#### DIRECTIONS FOR THIS TASK:
From the listing, collect all lines containing the word "screenshot".

#### RECORDS:
=-=-=-=-=
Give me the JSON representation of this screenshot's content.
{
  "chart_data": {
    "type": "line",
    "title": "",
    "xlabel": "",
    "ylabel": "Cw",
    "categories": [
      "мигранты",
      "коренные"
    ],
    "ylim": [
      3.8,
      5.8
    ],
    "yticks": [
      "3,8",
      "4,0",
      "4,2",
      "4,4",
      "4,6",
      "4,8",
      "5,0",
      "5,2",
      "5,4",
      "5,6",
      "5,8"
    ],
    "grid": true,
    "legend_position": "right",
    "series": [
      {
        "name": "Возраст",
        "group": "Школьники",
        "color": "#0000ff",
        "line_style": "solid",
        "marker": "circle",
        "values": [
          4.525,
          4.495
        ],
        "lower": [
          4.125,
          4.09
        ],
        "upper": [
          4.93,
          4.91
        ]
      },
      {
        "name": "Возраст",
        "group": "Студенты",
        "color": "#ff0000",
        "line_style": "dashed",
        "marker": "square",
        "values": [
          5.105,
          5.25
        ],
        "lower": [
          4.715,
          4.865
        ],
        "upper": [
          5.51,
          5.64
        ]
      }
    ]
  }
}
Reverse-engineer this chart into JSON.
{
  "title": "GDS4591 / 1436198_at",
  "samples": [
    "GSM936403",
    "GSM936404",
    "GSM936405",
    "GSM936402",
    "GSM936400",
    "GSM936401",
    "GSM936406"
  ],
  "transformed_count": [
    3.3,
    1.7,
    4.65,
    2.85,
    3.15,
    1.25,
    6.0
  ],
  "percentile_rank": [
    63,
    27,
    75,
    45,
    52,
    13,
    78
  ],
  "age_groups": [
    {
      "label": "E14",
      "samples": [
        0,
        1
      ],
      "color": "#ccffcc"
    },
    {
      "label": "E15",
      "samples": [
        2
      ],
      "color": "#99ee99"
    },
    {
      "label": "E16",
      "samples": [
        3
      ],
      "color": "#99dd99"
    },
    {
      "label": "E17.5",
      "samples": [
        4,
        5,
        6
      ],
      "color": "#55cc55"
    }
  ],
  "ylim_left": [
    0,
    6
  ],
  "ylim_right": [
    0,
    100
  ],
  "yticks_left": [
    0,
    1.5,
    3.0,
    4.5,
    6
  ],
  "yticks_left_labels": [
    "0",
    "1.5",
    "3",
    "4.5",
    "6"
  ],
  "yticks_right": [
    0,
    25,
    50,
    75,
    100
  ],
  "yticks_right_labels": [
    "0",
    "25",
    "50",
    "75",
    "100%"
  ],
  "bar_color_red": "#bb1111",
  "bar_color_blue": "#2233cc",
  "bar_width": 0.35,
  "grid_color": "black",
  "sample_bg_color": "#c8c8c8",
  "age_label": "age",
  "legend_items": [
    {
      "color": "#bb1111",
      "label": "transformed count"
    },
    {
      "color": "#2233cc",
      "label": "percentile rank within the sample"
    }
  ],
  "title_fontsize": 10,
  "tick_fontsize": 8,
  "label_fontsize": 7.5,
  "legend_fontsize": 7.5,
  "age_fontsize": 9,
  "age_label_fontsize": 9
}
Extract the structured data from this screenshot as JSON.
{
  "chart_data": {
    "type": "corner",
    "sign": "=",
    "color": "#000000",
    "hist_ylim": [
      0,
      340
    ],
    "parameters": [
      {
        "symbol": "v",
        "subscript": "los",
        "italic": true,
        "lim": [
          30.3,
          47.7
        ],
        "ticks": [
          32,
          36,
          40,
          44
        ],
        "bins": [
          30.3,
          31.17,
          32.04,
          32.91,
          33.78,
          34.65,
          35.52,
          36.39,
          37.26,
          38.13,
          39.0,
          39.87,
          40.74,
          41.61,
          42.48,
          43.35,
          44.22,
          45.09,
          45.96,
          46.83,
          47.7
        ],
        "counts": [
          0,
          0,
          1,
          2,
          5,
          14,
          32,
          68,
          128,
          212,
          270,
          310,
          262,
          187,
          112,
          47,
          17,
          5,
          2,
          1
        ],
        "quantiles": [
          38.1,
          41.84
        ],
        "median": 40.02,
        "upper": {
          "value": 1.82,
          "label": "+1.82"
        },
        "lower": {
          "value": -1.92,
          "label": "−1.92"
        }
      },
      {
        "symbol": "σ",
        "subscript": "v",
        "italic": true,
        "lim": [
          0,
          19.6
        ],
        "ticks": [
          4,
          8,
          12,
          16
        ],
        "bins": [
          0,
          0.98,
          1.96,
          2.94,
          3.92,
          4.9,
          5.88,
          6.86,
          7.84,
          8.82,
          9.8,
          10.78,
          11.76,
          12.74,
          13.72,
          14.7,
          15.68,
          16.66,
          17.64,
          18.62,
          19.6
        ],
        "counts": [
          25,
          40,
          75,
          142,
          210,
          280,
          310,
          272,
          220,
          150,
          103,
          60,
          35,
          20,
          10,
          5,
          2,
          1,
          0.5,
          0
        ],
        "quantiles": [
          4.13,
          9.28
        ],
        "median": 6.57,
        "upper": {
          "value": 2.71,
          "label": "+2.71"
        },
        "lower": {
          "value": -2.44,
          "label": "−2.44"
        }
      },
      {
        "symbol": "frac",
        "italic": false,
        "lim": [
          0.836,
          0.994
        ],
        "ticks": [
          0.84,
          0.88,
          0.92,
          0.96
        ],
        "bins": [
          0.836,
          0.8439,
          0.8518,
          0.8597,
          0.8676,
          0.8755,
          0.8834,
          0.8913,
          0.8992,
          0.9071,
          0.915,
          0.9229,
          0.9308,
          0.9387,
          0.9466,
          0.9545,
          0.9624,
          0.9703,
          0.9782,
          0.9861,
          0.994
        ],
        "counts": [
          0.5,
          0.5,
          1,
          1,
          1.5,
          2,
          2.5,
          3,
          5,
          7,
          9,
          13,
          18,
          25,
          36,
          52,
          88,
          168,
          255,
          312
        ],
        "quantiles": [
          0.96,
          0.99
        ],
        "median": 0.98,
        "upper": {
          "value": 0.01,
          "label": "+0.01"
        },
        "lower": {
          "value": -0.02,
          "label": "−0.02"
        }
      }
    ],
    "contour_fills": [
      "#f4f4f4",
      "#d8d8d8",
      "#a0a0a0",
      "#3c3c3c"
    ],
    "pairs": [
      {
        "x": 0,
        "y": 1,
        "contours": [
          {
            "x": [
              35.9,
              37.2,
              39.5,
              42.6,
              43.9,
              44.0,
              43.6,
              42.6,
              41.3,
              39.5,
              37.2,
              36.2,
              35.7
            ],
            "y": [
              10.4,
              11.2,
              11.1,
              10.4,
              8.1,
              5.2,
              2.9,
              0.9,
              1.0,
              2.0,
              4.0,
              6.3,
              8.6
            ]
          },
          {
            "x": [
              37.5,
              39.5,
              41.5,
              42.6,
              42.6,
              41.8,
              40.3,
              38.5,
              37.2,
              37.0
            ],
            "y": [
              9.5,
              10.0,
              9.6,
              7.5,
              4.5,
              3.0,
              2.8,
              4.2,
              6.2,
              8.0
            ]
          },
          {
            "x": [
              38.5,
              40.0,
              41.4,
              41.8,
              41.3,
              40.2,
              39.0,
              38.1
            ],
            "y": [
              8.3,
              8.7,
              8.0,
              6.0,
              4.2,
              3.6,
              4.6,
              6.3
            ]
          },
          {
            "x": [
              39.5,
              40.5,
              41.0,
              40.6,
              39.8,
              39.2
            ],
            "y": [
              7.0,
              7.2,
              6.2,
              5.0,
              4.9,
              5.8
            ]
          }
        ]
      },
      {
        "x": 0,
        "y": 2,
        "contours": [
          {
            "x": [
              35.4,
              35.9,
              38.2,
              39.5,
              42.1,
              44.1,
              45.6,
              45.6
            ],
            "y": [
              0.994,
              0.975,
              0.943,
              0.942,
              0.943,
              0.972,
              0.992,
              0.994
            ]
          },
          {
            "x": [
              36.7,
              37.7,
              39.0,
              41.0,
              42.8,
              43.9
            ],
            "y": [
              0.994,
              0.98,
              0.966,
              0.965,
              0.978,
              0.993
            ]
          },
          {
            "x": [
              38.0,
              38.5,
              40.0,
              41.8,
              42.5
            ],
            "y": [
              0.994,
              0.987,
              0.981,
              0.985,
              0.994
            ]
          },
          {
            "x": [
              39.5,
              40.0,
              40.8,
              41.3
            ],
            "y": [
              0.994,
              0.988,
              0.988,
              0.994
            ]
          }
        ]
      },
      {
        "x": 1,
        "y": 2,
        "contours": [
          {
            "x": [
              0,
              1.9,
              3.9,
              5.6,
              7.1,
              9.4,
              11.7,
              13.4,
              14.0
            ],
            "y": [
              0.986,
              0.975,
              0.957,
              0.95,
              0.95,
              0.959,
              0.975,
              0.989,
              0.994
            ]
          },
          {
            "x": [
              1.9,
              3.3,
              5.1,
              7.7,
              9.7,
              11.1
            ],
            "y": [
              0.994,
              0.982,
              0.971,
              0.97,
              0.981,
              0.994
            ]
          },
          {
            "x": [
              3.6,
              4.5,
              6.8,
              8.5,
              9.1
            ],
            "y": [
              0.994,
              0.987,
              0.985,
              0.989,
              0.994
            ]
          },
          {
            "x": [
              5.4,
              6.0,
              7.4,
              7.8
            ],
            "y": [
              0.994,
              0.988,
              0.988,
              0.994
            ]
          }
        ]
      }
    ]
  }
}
=-=-=-=-=
#### SOLUTION:
Give me the JSON representation of this screenshot's content.
Extract the structured data from this screenshot as JSON.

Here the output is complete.